§ Data for processing:

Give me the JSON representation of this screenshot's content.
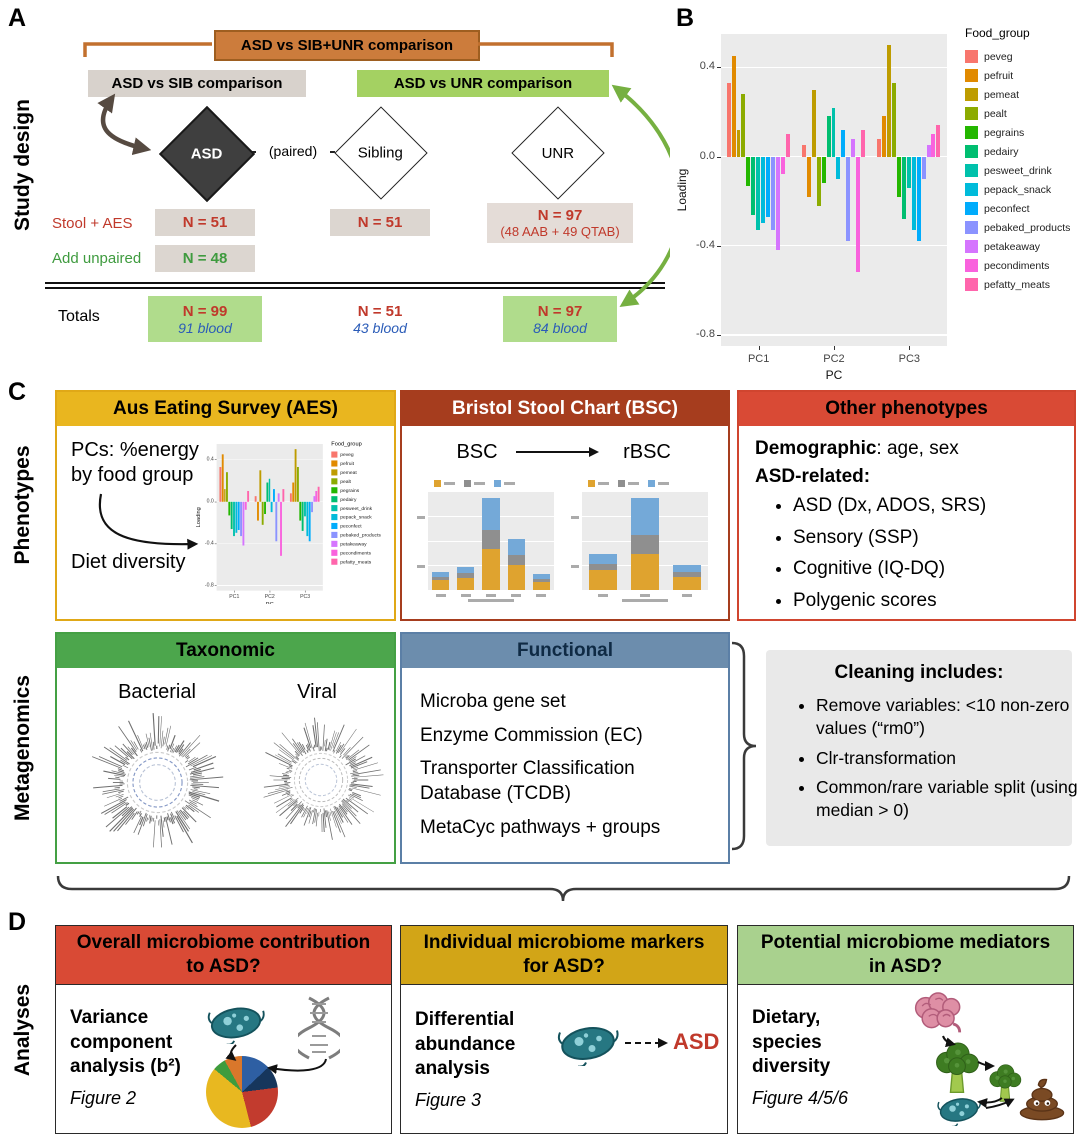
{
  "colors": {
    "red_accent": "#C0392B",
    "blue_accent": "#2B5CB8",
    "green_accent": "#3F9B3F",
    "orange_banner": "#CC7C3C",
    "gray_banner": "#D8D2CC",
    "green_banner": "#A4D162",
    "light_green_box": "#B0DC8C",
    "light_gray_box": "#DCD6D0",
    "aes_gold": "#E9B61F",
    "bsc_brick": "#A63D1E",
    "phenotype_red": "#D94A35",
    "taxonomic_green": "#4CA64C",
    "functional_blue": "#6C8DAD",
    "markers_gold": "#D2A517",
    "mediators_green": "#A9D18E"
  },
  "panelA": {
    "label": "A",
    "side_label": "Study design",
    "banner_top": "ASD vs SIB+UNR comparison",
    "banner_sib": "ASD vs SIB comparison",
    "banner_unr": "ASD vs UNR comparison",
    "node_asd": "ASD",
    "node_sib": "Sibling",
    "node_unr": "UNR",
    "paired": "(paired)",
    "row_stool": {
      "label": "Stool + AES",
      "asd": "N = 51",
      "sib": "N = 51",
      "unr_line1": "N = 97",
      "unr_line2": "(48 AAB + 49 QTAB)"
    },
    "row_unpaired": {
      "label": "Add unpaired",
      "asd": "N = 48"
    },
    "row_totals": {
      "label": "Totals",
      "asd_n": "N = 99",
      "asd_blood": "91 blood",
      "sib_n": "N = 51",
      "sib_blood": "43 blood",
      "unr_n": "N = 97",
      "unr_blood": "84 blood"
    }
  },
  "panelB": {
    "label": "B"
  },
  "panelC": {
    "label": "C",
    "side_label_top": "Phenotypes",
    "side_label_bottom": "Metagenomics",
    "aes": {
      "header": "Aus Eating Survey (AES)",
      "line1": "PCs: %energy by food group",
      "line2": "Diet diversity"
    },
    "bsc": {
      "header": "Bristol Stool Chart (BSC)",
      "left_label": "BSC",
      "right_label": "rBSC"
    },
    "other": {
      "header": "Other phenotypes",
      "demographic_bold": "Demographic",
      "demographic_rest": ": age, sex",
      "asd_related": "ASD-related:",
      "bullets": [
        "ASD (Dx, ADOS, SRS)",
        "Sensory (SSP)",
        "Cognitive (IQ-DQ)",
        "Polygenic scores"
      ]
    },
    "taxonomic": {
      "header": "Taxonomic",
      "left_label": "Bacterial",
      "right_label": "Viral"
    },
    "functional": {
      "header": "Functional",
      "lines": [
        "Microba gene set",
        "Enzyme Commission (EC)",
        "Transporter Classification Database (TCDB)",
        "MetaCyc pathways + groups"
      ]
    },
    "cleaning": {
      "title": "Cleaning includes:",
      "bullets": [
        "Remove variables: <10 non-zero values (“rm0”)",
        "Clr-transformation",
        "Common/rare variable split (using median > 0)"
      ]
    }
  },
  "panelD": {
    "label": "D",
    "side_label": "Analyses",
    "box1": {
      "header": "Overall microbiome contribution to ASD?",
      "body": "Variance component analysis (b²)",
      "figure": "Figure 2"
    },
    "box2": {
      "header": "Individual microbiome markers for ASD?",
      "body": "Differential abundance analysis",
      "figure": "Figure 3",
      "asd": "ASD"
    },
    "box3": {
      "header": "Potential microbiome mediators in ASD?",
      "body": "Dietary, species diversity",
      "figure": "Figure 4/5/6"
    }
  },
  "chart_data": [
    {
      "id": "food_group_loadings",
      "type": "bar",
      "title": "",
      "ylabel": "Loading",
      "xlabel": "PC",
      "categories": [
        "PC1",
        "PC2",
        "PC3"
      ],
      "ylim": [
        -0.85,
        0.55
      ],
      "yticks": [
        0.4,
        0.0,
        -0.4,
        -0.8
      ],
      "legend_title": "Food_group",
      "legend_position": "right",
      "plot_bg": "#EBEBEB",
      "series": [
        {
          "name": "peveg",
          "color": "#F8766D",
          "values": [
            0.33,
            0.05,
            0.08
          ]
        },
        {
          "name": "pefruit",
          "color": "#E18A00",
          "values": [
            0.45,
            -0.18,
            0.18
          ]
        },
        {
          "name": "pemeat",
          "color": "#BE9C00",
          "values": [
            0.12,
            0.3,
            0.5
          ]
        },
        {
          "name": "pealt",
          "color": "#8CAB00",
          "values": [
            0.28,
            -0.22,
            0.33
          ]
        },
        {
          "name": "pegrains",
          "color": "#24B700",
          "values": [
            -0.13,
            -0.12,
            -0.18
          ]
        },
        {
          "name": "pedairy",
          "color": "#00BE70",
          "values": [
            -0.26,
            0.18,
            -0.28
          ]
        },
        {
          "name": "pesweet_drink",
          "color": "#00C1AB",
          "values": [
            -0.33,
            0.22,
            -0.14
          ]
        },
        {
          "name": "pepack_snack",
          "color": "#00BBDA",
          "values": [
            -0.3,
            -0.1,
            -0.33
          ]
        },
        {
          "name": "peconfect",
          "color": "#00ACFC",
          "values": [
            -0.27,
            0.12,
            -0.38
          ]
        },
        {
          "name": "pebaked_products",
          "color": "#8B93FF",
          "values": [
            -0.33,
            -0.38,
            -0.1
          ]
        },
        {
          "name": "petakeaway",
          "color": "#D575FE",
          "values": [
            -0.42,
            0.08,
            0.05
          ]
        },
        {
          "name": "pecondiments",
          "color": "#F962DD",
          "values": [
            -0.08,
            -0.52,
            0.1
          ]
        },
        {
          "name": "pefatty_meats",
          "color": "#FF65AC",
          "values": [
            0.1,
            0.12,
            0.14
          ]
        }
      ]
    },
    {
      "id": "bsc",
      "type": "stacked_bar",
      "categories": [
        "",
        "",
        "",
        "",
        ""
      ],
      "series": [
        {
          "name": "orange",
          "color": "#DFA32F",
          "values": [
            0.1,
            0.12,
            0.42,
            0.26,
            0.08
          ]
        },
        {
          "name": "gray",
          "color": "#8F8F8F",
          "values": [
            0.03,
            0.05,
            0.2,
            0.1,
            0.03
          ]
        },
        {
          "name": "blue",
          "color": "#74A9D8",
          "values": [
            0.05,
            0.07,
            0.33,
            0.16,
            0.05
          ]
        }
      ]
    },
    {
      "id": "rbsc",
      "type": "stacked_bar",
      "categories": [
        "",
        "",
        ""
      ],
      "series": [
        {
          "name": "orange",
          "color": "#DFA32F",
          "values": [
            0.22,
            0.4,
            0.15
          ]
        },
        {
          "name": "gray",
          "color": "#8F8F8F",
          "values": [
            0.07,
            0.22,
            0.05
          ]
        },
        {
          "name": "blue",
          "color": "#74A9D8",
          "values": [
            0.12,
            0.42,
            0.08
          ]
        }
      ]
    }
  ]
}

---

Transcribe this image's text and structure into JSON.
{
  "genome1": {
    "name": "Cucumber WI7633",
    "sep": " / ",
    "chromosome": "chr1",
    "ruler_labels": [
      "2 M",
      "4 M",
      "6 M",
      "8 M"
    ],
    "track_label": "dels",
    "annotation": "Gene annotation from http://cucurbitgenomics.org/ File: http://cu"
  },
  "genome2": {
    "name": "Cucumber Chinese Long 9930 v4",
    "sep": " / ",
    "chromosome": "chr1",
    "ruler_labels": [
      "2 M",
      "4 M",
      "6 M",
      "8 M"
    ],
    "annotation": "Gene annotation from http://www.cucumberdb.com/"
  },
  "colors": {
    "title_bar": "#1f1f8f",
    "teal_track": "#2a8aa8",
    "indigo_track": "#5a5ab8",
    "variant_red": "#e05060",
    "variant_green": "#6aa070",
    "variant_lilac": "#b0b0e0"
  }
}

§ Task prompt: Return every line from the records above that holds the word "header".

§ Solved problem:
      "header": "Aus Eating Survey (AES)",
      "header": "Bristol Stool Chart (BSC)",
      "header": "Other phenotypes",
      "header": "Taxonomic",
      "header": "Functional",
      "header": "Overall microbiome contribution to ASD?",
      "header": "Individual microbiome markers for ASD?",
      "header": "Potential microbiome mediators in ASD?",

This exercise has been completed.